- **PROBLEM**: Copy every line of the data that includes the string "screenshot".

- **SUPPLIED INFORMATION**:
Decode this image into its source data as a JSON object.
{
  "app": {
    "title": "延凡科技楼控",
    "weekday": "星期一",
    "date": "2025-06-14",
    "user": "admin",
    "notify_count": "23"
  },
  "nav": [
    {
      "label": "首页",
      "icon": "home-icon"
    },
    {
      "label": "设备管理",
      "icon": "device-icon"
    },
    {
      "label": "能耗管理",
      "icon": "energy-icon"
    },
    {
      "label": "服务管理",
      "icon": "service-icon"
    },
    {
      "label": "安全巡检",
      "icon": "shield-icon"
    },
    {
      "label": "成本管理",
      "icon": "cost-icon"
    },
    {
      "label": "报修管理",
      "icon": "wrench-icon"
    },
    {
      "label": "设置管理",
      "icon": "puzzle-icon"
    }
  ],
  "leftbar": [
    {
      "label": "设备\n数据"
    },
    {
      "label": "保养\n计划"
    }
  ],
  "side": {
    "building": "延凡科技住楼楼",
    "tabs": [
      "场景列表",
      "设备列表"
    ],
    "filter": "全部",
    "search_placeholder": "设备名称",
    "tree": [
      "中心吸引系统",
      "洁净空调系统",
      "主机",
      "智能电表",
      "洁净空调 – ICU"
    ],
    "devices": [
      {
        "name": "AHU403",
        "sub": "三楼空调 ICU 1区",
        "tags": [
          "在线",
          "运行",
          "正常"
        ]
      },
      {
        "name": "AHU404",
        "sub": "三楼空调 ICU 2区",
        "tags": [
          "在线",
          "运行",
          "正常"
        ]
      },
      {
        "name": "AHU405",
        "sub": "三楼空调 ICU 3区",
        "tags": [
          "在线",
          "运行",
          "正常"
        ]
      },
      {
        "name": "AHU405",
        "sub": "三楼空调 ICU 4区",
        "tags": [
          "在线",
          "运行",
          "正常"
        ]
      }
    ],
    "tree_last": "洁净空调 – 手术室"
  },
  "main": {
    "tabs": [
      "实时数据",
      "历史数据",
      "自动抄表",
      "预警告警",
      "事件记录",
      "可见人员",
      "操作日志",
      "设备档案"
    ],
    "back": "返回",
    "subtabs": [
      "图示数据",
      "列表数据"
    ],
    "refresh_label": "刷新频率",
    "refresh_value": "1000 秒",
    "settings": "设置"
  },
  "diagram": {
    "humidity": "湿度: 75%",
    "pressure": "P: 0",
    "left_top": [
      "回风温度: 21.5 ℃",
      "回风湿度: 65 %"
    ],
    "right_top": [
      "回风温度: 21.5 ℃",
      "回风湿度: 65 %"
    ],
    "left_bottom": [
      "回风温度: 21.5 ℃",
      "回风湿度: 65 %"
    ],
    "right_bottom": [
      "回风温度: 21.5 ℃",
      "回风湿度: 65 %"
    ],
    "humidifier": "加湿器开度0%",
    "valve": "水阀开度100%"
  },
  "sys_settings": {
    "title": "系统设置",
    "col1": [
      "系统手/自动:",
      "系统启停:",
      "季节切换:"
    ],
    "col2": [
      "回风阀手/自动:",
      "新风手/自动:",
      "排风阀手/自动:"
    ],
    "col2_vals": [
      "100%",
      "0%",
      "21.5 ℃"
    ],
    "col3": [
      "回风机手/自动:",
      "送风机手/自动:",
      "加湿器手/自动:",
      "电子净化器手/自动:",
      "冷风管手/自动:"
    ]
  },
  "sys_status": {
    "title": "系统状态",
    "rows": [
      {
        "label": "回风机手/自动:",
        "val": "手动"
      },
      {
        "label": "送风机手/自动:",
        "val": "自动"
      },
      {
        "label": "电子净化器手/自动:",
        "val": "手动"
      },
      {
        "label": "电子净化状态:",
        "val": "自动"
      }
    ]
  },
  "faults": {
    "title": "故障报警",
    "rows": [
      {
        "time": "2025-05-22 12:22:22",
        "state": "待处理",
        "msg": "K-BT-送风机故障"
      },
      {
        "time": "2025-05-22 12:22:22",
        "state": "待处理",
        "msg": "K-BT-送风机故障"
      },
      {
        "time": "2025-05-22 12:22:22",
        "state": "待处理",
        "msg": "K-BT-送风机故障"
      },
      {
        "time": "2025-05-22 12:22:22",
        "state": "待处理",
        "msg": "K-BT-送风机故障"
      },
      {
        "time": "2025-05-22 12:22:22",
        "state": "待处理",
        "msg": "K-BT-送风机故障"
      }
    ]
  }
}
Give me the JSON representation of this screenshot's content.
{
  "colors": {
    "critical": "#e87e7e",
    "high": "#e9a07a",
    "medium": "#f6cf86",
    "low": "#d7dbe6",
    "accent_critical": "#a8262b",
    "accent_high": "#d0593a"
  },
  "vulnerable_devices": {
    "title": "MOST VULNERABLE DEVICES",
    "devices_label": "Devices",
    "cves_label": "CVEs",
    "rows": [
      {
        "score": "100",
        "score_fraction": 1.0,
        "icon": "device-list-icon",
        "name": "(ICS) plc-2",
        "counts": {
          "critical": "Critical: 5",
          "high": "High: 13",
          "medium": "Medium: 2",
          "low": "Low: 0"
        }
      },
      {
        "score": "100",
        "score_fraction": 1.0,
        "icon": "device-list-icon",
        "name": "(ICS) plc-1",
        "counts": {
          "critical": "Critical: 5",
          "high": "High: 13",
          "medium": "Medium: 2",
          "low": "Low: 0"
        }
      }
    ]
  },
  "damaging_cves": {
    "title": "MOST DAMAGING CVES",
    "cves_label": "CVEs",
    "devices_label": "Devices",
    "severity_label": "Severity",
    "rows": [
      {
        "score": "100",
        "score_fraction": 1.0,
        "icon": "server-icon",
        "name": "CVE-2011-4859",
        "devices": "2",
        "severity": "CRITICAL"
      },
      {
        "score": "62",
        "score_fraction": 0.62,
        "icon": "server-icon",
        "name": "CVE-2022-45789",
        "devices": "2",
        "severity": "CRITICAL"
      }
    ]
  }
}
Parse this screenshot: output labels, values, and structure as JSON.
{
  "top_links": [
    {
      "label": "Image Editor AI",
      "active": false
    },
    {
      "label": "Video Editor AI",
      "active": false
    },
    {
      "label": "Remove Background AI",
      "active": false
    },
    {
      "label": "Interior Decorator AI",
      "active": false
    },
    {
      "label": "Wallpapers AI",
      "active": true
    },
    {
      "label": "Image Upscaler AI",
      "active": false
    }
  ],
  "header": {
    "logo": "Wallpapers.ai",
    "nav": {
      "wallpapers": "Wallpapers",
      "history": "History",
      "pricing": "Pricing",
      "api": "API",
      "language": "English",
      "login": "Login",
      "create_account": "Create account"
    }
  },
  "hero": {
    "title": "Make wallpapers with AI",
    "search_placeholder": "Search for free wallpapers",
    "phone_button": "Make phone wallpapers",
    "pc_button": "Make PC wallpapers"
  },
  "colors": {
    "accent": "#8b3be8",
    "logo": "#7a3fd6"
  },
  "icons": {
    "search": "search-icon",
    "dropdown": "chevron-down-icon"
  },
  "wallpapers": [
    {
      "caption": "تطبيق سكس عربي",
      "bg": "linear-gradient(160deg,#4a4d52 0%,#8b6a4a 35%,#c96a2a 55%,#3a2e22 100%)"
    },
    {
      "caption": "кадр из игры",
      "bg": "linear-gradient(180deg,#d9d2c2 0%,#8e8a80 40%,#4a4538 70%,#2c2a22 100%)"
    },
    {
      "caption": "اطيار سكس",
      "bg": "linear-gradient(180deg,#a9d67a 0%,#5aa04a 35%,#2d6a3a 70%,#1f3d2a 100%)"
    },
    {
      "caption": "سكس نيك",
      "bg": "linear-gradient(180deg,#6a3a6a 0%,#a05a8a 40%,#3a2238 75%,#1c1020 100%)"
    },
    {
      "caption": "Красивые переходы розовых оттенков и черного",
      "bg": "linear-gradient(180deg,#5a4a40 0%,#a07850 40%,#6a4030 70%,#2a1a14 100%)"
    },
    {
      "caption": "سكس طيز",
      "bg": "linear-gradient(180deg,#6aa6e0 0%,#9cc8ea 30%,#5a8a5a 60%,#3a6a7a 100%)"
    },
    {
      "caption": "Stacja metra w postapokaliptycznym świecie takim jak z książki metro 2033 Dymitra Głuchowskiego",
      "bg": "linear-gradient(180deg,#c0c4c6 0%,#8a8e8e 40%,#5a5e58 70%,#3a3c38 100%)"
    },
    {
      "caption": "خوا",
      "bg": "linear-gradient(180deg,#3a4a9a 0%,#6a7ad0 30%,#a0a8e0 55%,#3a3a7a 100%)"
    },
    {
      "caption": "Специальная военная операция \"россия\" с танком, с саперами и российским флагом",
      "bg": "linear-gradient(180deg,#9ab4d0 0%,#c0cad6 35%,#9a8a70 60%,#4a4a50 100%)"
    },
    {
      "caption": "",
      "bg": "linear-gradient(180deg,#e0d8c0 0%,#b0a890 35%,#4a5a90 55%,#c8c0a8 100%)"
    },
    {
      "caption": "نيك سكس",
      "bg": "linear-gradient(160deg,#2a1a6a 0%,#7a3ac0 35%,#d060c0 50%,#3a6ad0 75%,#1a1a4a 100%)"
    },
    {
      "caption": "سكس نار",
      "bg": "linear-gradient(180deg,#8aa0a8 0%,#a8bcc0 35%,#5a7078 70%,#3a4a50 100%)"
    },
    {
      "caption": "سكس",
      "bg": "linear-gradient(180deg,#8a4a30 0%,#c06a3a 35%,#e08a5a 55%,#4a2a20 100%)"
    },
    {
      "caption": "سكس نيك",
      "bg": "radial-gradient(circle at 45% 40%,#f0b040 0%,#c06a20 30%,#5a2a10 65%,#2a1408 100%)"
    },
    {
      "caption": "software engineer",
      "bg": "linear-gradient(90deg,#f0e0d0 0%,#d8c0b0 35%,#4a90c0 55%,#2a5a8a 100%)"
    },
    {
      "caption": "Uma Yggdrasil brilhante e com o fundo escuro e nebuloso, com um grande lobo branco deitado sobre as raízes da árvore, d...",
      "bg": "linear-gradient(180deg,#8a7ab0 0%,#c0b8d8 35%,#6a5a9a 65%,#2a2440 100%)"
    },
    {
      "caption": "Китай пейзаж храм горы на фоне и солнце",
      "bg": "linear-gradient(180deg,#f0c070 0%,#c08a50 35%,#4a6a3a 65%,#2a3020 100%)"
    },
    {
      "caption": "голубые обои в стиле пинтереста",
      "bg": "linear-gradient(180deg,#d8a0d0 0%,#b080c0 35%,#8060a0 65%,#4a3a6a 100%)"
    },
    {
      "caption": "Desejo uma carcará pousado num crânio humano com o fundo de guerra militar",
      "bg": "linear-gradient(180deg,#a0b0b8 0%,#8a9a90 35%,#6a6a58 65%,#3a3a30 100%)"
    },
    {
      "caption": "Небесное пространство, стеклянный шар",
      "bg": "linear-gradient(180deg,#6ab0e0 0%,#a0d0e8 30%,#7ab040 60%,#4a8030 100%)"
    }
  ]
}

- **FINAL RESULT**:
Give me the JSON representation of this screenshot's content.
Parse this screenshot: output labels, values, and structure as JSON.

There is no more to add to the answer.